◆ **Records shown**

[Begin]

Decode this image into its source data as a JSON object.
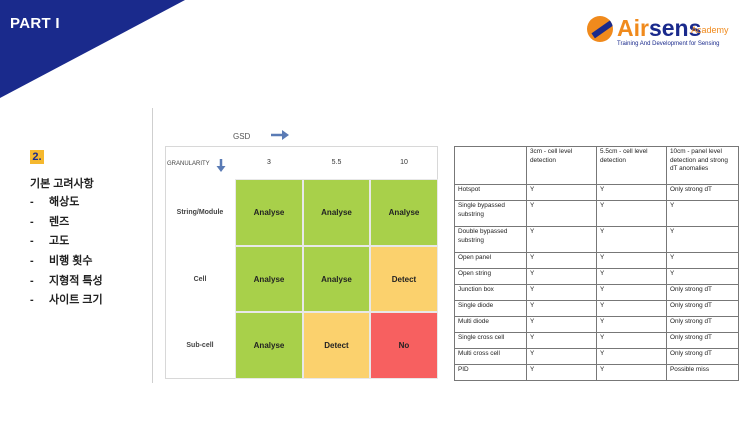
{
  "header": {
    "part_title": "PART I"
  },
  "logo": {
    "brand_air": "Air",
    "brand_sens": "sens",
    "brand_suffix": "Academy",
    "tagline": "Training And Development for Sensing"
  },
  "section": {
    "number": "2.",
    "title": "기본 고려사항",
    "bullet_marker": "-",
    "items": [
      "해상도",
      "렌즈",
      "고도",
      "비행 횟수",
      "지형적 특성",
      "사이트 크기"
    ]
  },
  "grid": {
    "gsd_label": "GSD",
    "granularity_label": "GRANULARITY",
    "columns": [
      "3",
      "5.5",
      "10"
    ],
    "rows": [
      {
        "label": "String/Module",
        "cells": [
          {
            "text": "Analyse",
            "status": "green"
          },
          {
            "text": "Analyse",
            "status": "green"
          },
          {
            "text": "Analyse",
            "status": "green"
          }
        ]
      },
      {
        "label": "Cell",
        "cells": [
          {
            "text": "Analyse",
            "status": "green"
          },
          {
            "text": "Analyse",
            "status": "green"
          },
          {
            "text": "Detect",
            "status": "amber"
          }
        ]
      },
      {
        "label": "Sub-cell",
        "cells": [
          {
            "text": "Analyse",
            "status": "green"
          },
          {
            "text": "Detect",
            "status": "amber"
          },
          {
            "text": "No",
            "status": "red"
          }
        ]
      }
    ],
    "colors": {
      "green": "#a8d04a",
      "amber": "#fbd16d",
      "red": "#f76060"
    }
  },
  "table": {
    "headers": [
      "",
      "3cm - cell level detection",
      "5.5cm - cell level detection",
      "10cm - panel level detection and strong dT anomalies"
    ],
    "rows": [
      [
        "Hotspot",
        "Y",
        "Y",
        "Only strong dT"
      ],
      [
        "Single bypassed substring",
        "Y",
        "Y",
        "Y"
      ],
      [
        "Double bypassed substring",
        "Y",
        "Y",
        "Y"
      ],
      [
        "Open panel",
        "Y",
        "Y",
        "Y"
      ],
      [
        "Open string",
        "Y",
        "Y",
        "Y"
      ],
      [
        "Junction box",
        "Y",
        "Y",
        "Only strong dT"
      ],
      [
        "Single diode",
        "Y",
        "Y",
        "Only strong dT"
      ],
      [
        "Multi diode",
        "Y",
        "Y",
        "Only strong dT"
      ],
      [
        "Single cross cell",
        "Y",
        "Y",
        "Only strong dT"
      ],
      [
        "Multi cross cell",
        "Y",
        "Y",
        "Only strong dT"
      ],
      [
        "PID",
        "Y",
        "Y",
        "Possible miss"
      ]
    ]
  },
  "theme": {
    "navy": "#1a2a8c",
    "orange": "#f08a1c",
    "badge_yellow": "#f5b82e"
  }
}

[End]

◆ **Given instruction**
Reproduce the data word for word, excluding its pictures.

◆ **Task result**
Decode this image into its source data as a JSON object.
{
  "header": {
    "part_title": "PART I"
  },
  "logo": {
    "brand_air": "Air",
    "brand_sens": "sens",
    "brand_suffix": "Academy",
    "tagline": "Training And Development for Sensing"
  },
  "section": {
    "number": "2.",
    "title": "기본 고려사항",
    "bullet_marker": "-",
    "items": [
      "해상도",
      "렌즈",
      "고도",
      "비행 횟수",
      "지형적 특성",
      "사이트 크기"
    ]
  },
  "grid": {
    "gsd_label": "GSD",
    "granularity_label": "GRANULARITY",
    "columns": [
      "3",
      "5.5",
      "10"
    ],
    "rows": [
      {
        "label": "String/Module",
        "cells": [
          {
            "text": "Analyse",
            "status": "green"
          },
          {
            "text": "Analyse",
            "status": "green"
          },
          {
            "text": "Analyse",
            "status": "green"
          }
        ]
      },
      {
        "label": "Cell",
        "cells": [
          {
            "text": "Analyse",
            "status": "green"
          },
          {
            "text": "Analyse",
            "status": "green"
          },
          {
            "text": "Detect",
            "status": "amber"
          }
        ]
      },
      {
        "label": "Sub-cell",
        "cells": [
          {
            "text": "Analyse",
            "status": "green"
          },
          {
            "text": "Detect",
            "status": "amber"
          },
          {
            "text": "No",
            "status": "red"
          }
        ]
      }
    ],
    "colors": {
      "green": "#a8d04a",
      "amber": "#fbd16d",
      "red": "#f76060"
    }
  },
  "table": {
    "headers": [
      "",
      "3cm - cell level detection",
      "5.5cm - cell level detection",
      "10cm - panel level detection and strong dT anomalies"
    ],
    "rows": [
      [
        "Hotspot",
        "Y",
        "Y",
        "Only strong dT"
      ],
      [
        "Single bypassed substring",
        "Y",
        "Y",
        "Y"
      ],
      [
        "Double bypassed substring",
        "Y",
        "Y",
        "Y"
      ],
      [
        "Open panel",
        "Y",
        "Y",
        "Y"
      ],
      [
        "Open string",
        "Y",
        "Y",
        "Y"
      ],
      [
        "Junction box",
        "Y",
        "Y",
        "Only strong dT"
      ],
      [
        "Single diode",
        "Y",
        "Y",
        "Only strong dT"
      ],
      [
        "Multi diode",
        "Y",
        "Y",
        "Only strong dT"
      ],
      [
        "Single cross cell",
        "Y",
        "Y",
        "Only strong dT"
      ],
      [
        "Multi cross cell",
        "Y",
        "Y",
        "Only strong dT"
      ],
      [
        "PID",
        "Y",
        "Y",
        "Possible miss"
      ]
    ]
  },
  "theme": {
    "navy": "#1a2a8c",
    "orange": "#f08a1c",
    "badge_yellow": "#f5b82e"
  }
}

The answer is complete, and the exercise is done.